▶ **What you have to do**: In the entries that follow, find the word "category" and report each line it is on.

[Recorded data]
>> begin

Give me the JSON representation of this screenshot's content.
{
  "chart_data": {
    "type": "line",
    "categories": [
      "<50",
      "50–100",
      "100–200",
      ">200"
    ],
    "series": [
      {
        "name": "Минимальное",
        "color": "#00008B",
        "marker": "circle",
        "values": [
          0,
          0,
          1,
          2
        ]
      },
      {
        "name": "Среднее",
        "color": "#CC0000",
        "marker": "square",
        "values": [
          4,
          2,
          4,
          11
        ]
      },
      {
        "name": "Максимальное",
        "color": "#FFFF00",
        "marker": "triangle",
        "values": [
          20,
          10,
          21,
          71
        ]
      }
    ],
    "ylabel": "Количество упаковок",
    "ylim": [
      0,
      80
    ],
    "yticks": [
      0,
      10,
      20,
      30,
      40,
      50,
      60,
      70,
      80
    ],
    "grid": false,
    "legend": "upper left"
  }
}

>> end
>> begin

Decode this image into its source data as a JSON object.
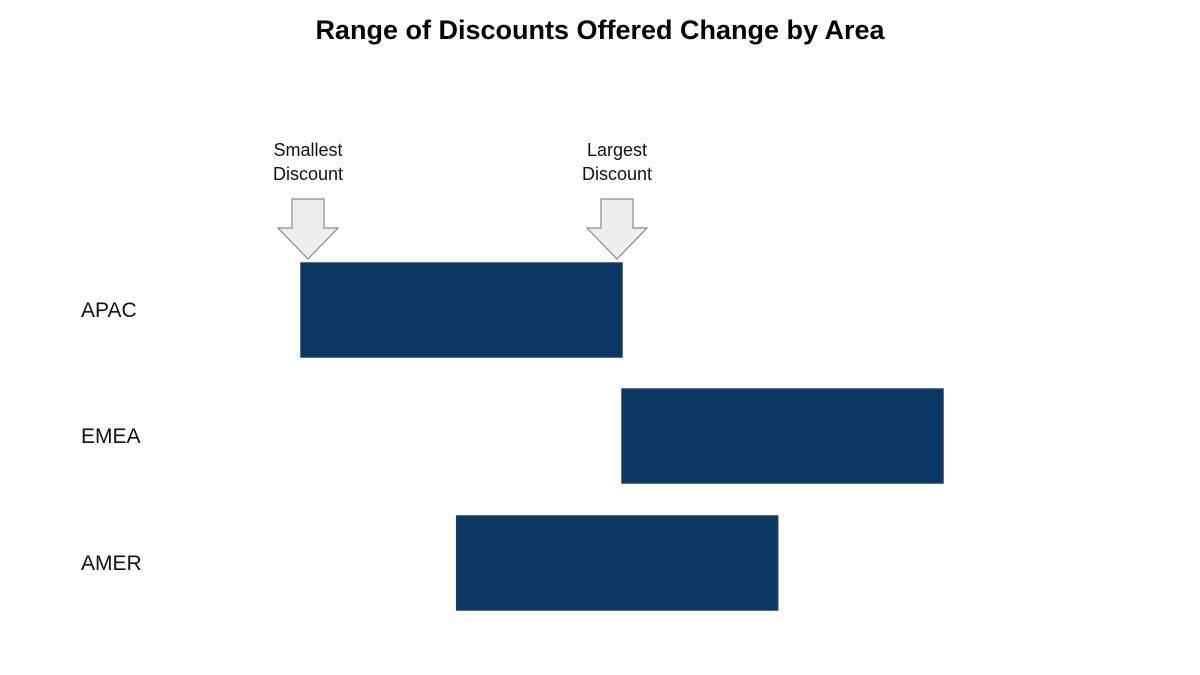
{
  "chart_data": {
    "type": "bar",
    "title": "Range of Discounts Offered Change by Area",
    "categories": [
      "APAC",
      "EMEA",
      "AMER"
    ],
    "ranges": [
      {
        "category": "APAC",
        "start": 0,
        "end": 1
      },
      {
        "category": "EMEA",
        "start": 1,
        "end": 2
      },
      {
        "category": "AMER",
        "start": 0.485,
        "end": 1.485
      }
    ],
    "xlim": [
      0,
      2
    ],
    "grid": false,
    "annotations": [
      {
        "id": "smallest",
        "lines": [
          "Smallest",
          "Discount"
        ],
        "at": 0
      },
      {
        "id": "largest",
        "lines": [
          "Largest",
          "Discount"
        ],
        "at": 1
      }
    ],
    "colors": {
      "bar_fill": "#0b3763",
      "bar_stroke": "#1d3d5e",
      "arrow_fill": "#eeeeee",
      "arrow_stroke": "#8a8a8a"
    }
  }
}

>> end

▶ **Task output**:
        "category": "APAC",
        "category": "EMEA",
        "category": "AMER",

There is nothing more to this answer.